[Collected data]

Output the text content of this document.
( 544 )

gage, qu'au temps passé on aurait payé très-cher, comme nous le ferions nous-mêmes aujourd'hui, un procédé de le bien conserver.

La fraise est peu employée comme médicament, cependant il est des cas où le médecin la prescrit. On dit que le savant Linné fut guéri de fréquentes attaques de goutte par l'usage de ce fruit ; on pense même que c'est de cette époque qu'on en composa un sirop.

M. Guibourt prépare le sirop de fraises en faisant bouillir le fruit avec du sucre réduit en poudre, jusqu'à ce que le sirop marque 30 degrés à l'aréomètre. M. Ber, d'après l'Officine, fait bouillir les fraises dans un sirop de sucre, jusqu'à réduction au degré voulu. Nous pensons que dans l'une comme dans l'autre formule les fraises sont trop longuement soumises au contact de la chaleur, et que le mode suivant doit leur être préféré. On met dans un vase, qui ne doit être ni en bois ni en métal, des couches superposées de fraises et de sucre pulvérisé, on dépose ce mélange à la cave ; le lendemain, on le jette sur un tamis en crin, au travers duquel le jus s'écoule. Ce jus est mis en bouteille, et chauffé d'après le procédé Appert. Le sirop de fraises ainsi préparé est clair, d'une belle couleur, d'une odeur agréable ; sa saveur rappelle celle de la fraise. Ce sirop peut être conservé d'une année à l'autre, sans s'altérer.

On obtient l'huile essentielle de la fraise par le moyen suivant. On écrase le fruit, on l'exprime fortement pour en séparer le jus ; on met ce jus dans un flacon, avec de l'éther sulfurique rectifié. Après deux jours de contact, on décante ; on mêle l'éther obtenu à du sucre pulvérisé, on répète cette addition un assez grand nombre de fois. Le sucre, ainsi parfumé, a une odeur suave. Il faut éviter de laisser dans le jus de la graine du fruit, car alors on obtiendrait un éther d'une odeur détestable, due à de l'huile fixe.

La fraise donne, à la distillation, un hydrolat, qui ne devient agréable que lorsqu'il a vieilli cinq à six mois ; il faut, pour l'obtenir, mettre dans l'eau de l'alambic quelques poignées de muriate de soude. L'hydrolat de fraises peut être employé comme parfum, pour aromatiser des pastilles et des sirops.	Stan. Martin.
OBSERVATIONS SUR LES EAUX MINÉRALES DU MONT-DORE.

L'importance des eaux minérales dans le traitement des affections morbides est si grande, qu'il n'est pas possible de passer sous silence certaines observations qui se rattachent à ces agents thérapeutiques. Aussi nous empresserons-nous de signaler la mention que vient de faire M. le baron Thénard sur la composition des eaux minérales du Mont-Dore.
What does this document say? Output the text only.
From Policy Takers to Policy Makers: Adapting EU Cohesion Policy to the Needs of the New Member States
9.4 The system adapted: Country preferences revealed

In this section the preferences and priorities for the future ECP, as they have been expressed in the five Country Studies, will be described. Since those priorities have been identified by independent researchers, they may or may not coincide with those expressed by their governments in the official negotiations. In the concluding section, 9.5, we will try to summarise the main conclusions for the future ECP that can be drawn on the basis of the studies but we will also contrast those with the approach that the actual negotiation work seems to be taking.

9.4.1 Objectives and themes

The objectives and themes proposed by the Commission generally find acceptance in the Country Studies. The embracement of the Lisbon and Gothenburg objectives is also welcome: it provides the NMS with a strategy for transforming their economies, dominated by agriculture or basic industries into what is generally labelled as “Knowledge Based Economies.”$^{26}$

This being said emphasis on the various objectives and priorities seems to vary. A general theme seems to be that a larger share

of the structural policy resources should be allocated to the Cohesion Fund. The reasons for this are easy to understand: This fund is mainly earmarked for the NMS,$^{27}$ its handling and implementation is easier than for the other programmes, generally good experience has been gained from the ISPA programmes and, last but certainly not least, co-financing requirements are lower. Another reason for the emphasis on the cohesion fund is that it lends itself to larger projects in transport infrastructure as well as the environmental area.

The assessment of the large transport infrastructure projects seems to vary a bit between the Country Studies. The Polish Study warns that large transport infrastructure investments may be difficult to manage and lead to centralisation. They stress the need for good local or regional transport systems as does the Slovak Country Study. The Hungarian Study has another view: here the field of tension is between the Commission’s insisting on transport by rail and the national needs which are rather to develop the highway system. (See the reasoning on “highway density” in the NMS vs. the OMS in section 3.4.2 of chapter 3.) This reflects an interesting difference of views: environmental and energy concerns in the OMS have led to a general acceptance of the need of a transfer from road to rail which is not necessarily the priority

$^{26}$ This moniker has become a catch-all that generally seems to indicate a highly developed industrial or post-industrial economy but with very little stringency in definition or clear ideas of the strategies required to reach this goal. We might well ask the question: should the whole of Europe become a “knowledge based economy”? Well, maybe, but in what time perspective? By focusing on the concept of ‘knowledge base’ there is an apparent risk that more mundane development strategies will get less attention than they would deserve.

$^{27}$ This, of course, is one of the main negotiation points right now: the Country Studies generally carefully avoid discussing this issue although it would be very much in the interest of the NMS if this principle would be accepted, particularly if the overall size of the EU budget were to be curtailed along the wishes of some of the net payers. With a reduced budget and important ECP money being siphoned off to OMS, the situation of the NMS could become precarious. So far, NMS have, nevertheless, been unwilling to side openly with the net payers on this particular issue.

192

WHAT THIS TASK INVOLVES ::
From the preceding material, extract every line exactly.

TASK RESPONSE ::
Output the text content of this document.
( 544 )

gage, qu'au temps passé on aurait payé très-cher, comme nous le ferions nous-mêmes aujourd'hui, un procédé de le bien conserver.

La fraise est peu employée comme médicament, cependant il est des cas où le médecin la prescrit. On dit que le savant Linné fut guéri de fréquentes attaques de goutte par l'usage de ce fruit ; on pense même que c'est de cette époque qu'on en composa un sirop.

M. Guibourt prépare le sirop de fraises en faisant bouillir le fruit avec du sucre réduit en poudre, jusqu'à ce que le sirop marque 30 degrés à l'aréomètre. M. Ber, d'après l'Officine, fait bouillir les fraises dans un sirop de sucre, jusqu'à réduction au degré voulu. Nous pensons que dans l'une comme dans l'autre formule les fraises sont trop longuement soumises au contact de la chaleur, et que le mode suivant doit leur être préféré. On met dans un vase, qui ne doit être ni en bois ni en métal, des couches superposées de fraises et de sucre pulvérisé, on dépose ce mélange à la cave ; le lendemain, on le jette sur un tamis en crin, au travers duquel le jus s'écoule. Ce jus est mis en bouteille, et chauffé d'après le procédé Appert. Le sirop de fraises ainsi préparé est clair, d'une belle couleur, d'une odeur agréable ; sa saveur rappelle celle de la fraise. Ce sirop peut être conservé d'une année à l'autre, sans s'altérer.

On obtient l'huile essentielle de la fraise par le moyen suivant. On écrase le fruit, on l'exprime fortement pour en séparer le jus ; on met ce jus dans un flacon, avec de l'éther sulfurique rectifié. Après deux jours de contact, on décante ; on mêle l'éther obtenu à du sucre pulvérisé, on répète cette addition un assez grand nombre de fois. Le sucre, ainsi parfumé, a une odeur suave. Il faut éviter de laisser dans le jus de la graine du fruit, car alors on obtiendrait un éther d'une odeur détestable, due à de l'huile fixe.

La fraise donne, à la distillation, un hydrolat, qui ne devient agréable que lorsqu'il a vieilli cinq à six mois ; il faut, pour l'obtenir, mettre dans l'eau de l'alambic quelques poignées de muriate de soude. L'hydrolat de fraises peut être employé comme parfum, pour aromatiser des pastilles et des sirops.	Stan. Martin.
OBSERVATIONS SUR LES EAUX MINÉRALES DU MONT-DORE.

L'importance des eaux minérales dans le traitement des affections morbides est si grande, qu'il n'est pas possible de passer sous silence certaines observations qui se rattachent à ces agents thérapeutiques. Aussi nous empresserons-nous de signaler la mention que vient de faire M. le baron Thénard sur la composition des eaux minérales du Mont-Dore.
What does this document say? Output the text only.
From Policy Takers to Policy Makers: Adapting EU Cohesion Policy to the Needs of the New Member States
9.4 The system adapted: Country preferences revealed

In this section the preferences and priorities for the future ECP, as they have been expressed in the five Country Studies, will be described. Since those priorities have been identified by independent researchers, they may or may not coincide with those expressed by their governments in the official negotiations. In the concluding section, 9.5, we will try to summarise the main conclusions for the future ECP that can be drawn on the basis of the studies but we will also contrast those with the approach that the actual negotiation work seems to be taking.

9.4.1 Objectives and themes

The objectives and themes proposed by the Commission generally find acceptance in the Country Studies. The embracement of the Lisbon and Gothenburg objectives is also welcome: it provides the NMS with a strategy for transforming their economies, dominated by agriculture or basic industries into what is generally labelled as “Knowledge Based Economies.”$^{26}$

This being said emphasis on the various objectives and priorities seems to vary. A general theme seems to be that a larger share

of the structural policy resources should be allocated to the Cohesion Fund. The reasons for this are easy to understand: This fund is mainly earmarked for the NMS,$^{27}$ its handling and implementation is easier than for the other programmes, generally good experience has been gained from the ISPA programmes and, last but certainly not least, co-financing requirements are lower. Another reason for the emphasis on the cohesion fund is that it lends itself to larger projects in transport infrastructure as well as the environmental area.

The assessment of the large transport infrastructure projects seems to vary a bit between the Country Studies. The Polish Study warns that large transport infrastructure investments may be difficult to manage and lead to centralisation. They stress the need for good local or regional transport systems as does the Slovak Country Study. The Hungarian Study has another view: here the field of tension is between the Commission’s insisting on transport by rail and the national needs which are rather to develop the highway system. (See the reasoning on “highway density” in the NMS vs. the OMS in section 3.4.2 of chapter 3.) This reflects an interesting difference of views: environmental and energy concerns in the OMS have led to a general acceptance of the need of a transfer from road to rail which is not necessarily the priority

$^{26}$ This moniker has become a catch-all that generally seems to indicate a highly developed industrial or post-industrial economy but with very little stringency in definition or clear ideas of the strategies required to reach this goal. We might well ask the question: should the whole of Europe become a “knowledge based economy”? Well, maybe, but in what time perspective? By focusing on the concept of ‘knowledge base’ there is an apparent risk that more mundane development strategies will get less attention than they would deserve.

$^{27}$ This, of course, is one of the main negotiation points right now: the Country Studies generally carefully avoid discussing this issue although it would be very much in the interest of the NMS if this principle would be accepted, particularly if the overall size of the EU budget were to be curtailed along the wishes of some of the net payers. With a reduced budget and important ECP money being siphoned off to OMS, the situation of the NMS could become precarious. So far, NMS have, nevertheless, been unwilling to side openly with the net payers on this particular issue.

192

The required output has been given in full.